Number every line of the listing below, one line per item. Omit blank lines and the pictures.

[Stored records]
○ ○ ○ ○ ○
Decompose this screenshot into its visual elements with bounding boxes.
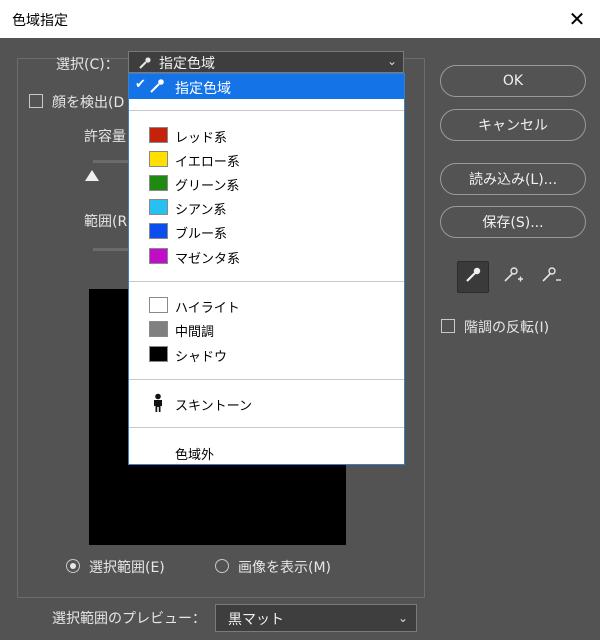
menu-item-label: ハイライト <box>175 301 240 316</box>
menu-item-reds[interactable]: レッド系 <box>129 123 404 147</box>
cancel-button[interactable]: キャンセル <box>440 109 586 141</box>
invert-checkbox[interactable] <box>441 319 455 333</box>
preview-select-label: 選択範囲のプレビュー： <box>52 611 206 627</box>
chevron-down-icon: ⌄ <box>386 54 397 68</box>
select-value: 指定色域 <box>159 56 215 72</box>
title-bar: 色域指定 ✕ <box>0 0 600 38</box>
menu-separator <box>129 427 404 428</box>
eyedropper-icon <box>464 266 482 288</box>
green-swatch <box>149 175 168 191</box>
menu-item-label: イエロー系 <box>175 155 240 170</box>
menu-separator <box>129 379 404 380</box>
range-slider-track[interactable] <box>93 248 129 251</box>
load-button[interactable]: 読み込み(L)... <box>440 163 586 195</box>
tolerance-slider-thumb[interactable] <box>85 170 99 181</box>
menu-item-label: シアン系 <box>175 203 227 218</box>
menu-item-label: レッド系 <box>175 131 228 146</box>
menu-item-highlights[interactable]: ハイライト <box>129 293 404 317</box>
menu-item-cyans[interactable]: シアン系 <box>129 195 404 219</box>
menu-item-label: グリーン系 <box>175 179 240 194</box>
selection-radio-label[interactable]: 選択範囲(E) <box>89 557 165 577</box>
menu-item-label: ブルー系 <box>175 227 228 242</box>
save-button[interactable]: 保存(S)... <box>440 206 586 238</box>
selection-radio[interactable] <box>66 559 80 573</box>
eyedropper-plus-icon <box>502 265 524 289</box>
range-label: 範囲(R <box>84 214 128 230</box>
menu-item-label: シャドウ <box>175 350 228 365</box>
tolerance-slider-track[interactable] <box>93 160 129 163</box>
tolerance-label: 許容量 <box>84 129 126 145</box>
person-icon <box>151 393 165 417</box>
chevron-down-icon: ⌄ <box>397 611 408 625</box>
eyedropper-tool[interactable] <box>457 261 489 293</box>
select-label: 選択(C)： <box>56 57 119 73</box>
close-icon: ✕ <box>568 7 586 31</box>
preview-select[interactable]: 黒マット ⌄ <box>215 604 417 632</box>
menu-item-midtones[interactable]: 中間調 <box>129 317 404 341</box>
ok-button[interactable]: OK <box>440 65 586 97</box>
eyedropper-minus-icon <box>540 265 562 289</box>
eyedropper-icon <box>149 78 165 98</box>
magenta-swatch <box>149 248 168 264</box>
invert-label: 階調の反転(I) <box>464 320 550 336</box>
image-radio-label[interactable]: 画像を表示(M) <box>238 557 331 577</box>
select-dropdown-menu: ✔ 指定色域 レッド系 イエロー系 グリーン系 シアン系 ブルー系 マゼンタ系 … <box>128 73 405 465</box>
menu-item-skin-tones[interactable]: スキントーン <box>129 391 404 415</box>
menu-item-yellows[interactable]: イエロー系 <box>129 147 404 171</box>
menu-item-label: スキントーン <box>175 399 252 414</box>
menu-item-blues[interactable]: ブルー系 <box>129 219 404 243</box>
menu-item-label: マゼンタ系 <box>175 252 241 267</box>
blue-swatch <box>149 223 168 239</box>
menu-separator <box>129 110 404 111</box>
menu-item-out-of-gamut[interactable]: 色域外 <box>129 440 404 464</box>
eyedropper-plus-tool[interactable] <box>497 261 529 293</box>
eyedropper-minus-tool[interactable] <box>535 261 567 293</box>
face-detect-label: 顔を検出(D <box>52 95 125 111</box>
highlights-swatch <box>149 297 168 313</box>
checkmark-icon: ✔ <box>135 77 146 92</box>
menu-item-label: 中間調 <box>175 325 215 340</box>
select-dropdown[interactable]: 指定色域 ⌄ <box>128 51 404 73</box>
preview-select-value: 黒マット <box>228 612 284 628</box>
midtones-swatch <box>149 321 168 337</box>
close-button[interactable]: ✕ <box>554 0 600 38</box>
menu-item-sampled-colors[interactable]: ✔ 指定色域 <box>129 74 404 99</box>
cyan-swatch <box>149 199 168 215</box>
menu-item-magentas[interactable]: マゼンタ系 <box>129 244 404 268</box>
yellow-swatch <box>149 151 168 167</box>
shadows-swatch <box>149 346 168 362</box>
face-detect-checkbox[interactable] <box>29 94 43 108</box>
menu-item-shadows[interactable]: シャドウ <box>129 342 404 366</box>
image-radio[interactable] <box>215 559 229 573</box>
menu-separator <box>129 281 404 282</box>
eyedropper-icon <box>138 55 152 74</box>
menu-item-greens[interactable]: グリーン系 <box>129 171 404 195</box>
menu-item-label: 色域外 <box>175 448 215 463</box>
red-swatch <box>149 127 168 143</box>
dialog-title: 色域指定 <box>12 13 68 29</box>
menu-item-label: 指定色域 <box>175 81 231 97</box>
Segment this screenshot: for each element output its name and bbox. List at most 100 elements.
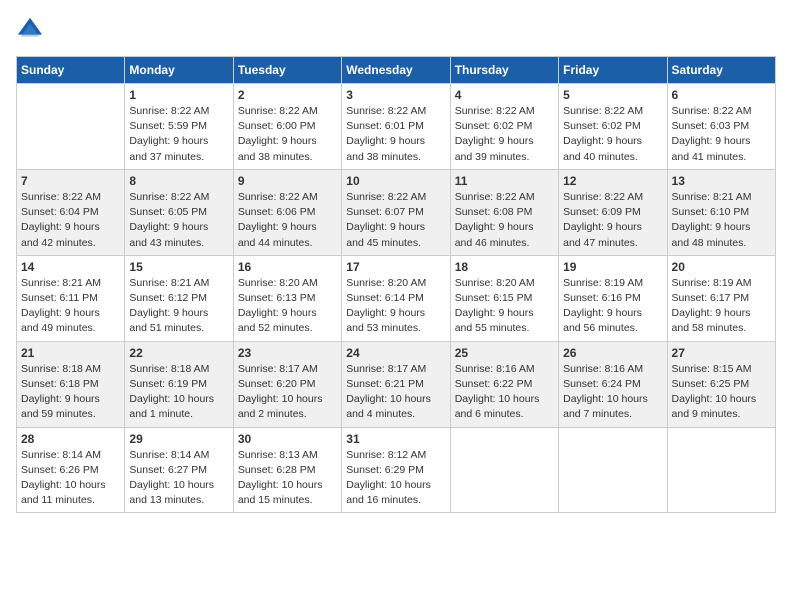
○ ○ ○ ○ ○
* Task answer *
1. Decompose this screenshot into its visual elements with bounding boxes.
2. menu-item-label: ハイライト <box>175 301 240 316</box>
3. menu-item-reds[interactable]: レッド系 <box>129 123 404 147</box>
4. cancel-button[interactable]: キャンセル <box>440 109 586 141</box>
5. invert-checkbox[interactable] <box>441 319 455 333</box>
6. preview-select-label: 選択範囲のプレビュー： <box>52 611 206 627</box>
7. chevron-down-icon: ⌄ <box>386 54 397 68</box>
8. select-value: 指定色域 <box>159 56 215 72</box>
9. title-bar: 色域指定 ✕ <box>0 0 600 38</box>
10. menu-separator <box>129 427 404 428</box>
11. eyedropper-icon <box>464 266 482 288</box>
12. green-swatch <box>149 175 168 191</box>
13. menu-item-label: イエロー系 <box>175 155 240 170</box>
14. menu-separator <box>129 379 404 380</box>
15. range-slider-track[interactable] <box>93 248 129 251</box>
16. load-button[interactable]: 読み込み(L)... <box>440 163 586 195</box>
17. tolerance-slider-thumb[interactable] <box>85 170 99 181</box>
18. menu-item-label: シアン系 <box>175 203 227 218</box>
19. menu-item-label: レッド系 <box>175 131 228 146</box>
20. menu-item-highlights[interactable]: ハイライト <box>129 293 404 317</box>
21. menu-item-cyans[interactable]: シアン系 <box>129 195 404 219</box>
22. menu-item-label: グリーン系 <box>175 179 240 194</box>
23. selection-radio-label[interactable]: 選択範囲(E) <box>89 557 165 577</box>
24. menu-item-label: ブルー系 <box>175 227 228 242</box>
25. save-button[interactable]: 保存(S)... <box>440 206 586 238</box>
26. selection-radio[interactable] <box>66 559 80 573</box>
27. eyedropper-plus-icon <box>502 265 524 289</box>
28. range-label: 範囲(R <box>84 214 128 230</box>
29. menu-item-label: シャドウ <box>175 350 228 365</box>
30. tolerance-slider-track[interactable] <box>93 160 129 163</box>
31. tolerance-label: 許容量 <box>84 129 126 145</box>
32. person-icon <box>151 393 165 417</box>
33. chevron-down-icon: ⌄ <box>397 611 408 625</box>
34. eyedropper-tool[interactable] <box>457 261 489 293</box>
35. select-label: 選択(C)： <box>56 57 119 73</box>
36. close-icon: ✕ <box>568 7 586 31</box>
37. preview-select[interactable]: 黒マット ⌄ <box>215 604 417 632</box>
38. menu-item-midtones[interactable]: 中間調 <box>129 317 404 341</box>
39. ok-button[interactable]: OK <box>440 65 586 97</box>
40. eyedropper-minus-icon <box>540 265 562 289</box>
41. eyedropper-icon <box>149 78 165 98</box>
42. magenta-swatch <box>149 248 168 264</box>
43. invert-label: 階調の反転(I) <box>464 320 550 336</box>
44. image-radio-label[interactable]: 画像を表示(M) <box>238 557 331 577</box>
45. select-dropdown-menu: ✔ 指定色域 レッド系 イエロー系 グリーン系 シアン系 ブルー系 マゼンタ系 … <box>128 73 405 465</box>
46. menu-item-skin-tones[interactable]: スキントーン <box>129 391 404 415</box>
47. menu-item-yellows[interactable]: イエロー系 <box>129 147 404 171</box>
48. menu-item-label: スキントーン <box>175 399 252 414</box>
49. menu-item-blues[interactable]: ブルー系 <box>129 219 404 243</box>
50. menu-item-label: マゼンタ系 <box>175 252 241 267</box>
51. blue-swatch <box>149 223 168 239</box>
52. menu-separator <box>129 110 404 111</box>
53. menu-item-out-of-gamut[interactable]: 色域外 <box>129 440 404 464</box>
54. eyedropper-plus-tool[interactable] <box>497 261 529 293</box>
55. eyedropper-minus-tool[interactable] <box>535 261 567 293</box>
56. face-detect-label: 顔を検出(D <box>52 95 125 111</box>
57. highlights-swatch <box>149 297 168 313</box>
58. checkmark-icon: ✔ <box>135 77 146 92</box>
59. menu-item-label: 中間調 <box>175 325 215 340</box>
60. select-dropdown[interactable]: 指定色域 ⌄ <box>128 51 404 73</box>
61. preview-select-value: 黒マット <box>228 612 284 628</box>
62. midtones-swatch <box>149 321 168 337</box>
63. close-button[interactable]: ✕ <box>554 0 600 38</box>
64. menu-item-sampled-colors[interactable]: ✔ 指定色域 <box>129 74 404 99</box>
65. cyan-swatch <box>149 199 168 215</box>
66. menu-item-magentas[interactable]: マゼンタ系 <box>129 244 404 268</box>
67. yellow-swatch <box>149 151 168 167</box>
68. shadows-swatch <box>149 346 168 362</box>
69. face-detect-checkbox[interactable] <box>29 94 43 108</box>
70. menu-item-shadows[interactable]: シャドウ <box>129 342 404 366</box>
71. image-radio[interactable] <box>215 559 229 573</box>
72. menu-separator <box>129 281 404 282</box>
73. eyedropper-icon <box>138 55 152 74</box>
74. menu-item-greens[interactable]: グリーン系 <box>129 171 404 195</box>
75. menu-item-label: 色域外 <box>175 448 215 463</box>
76. red-swatch <box>149 127 168 143</box>
77. dialog-title: 色域指定 <box>12 13 68 29</box>
78. menu-item-label: 指定色域 <box>175 81 231 97</box>
79. Segment this screenshot: for each element output its name and bbox. List at most 100 elements.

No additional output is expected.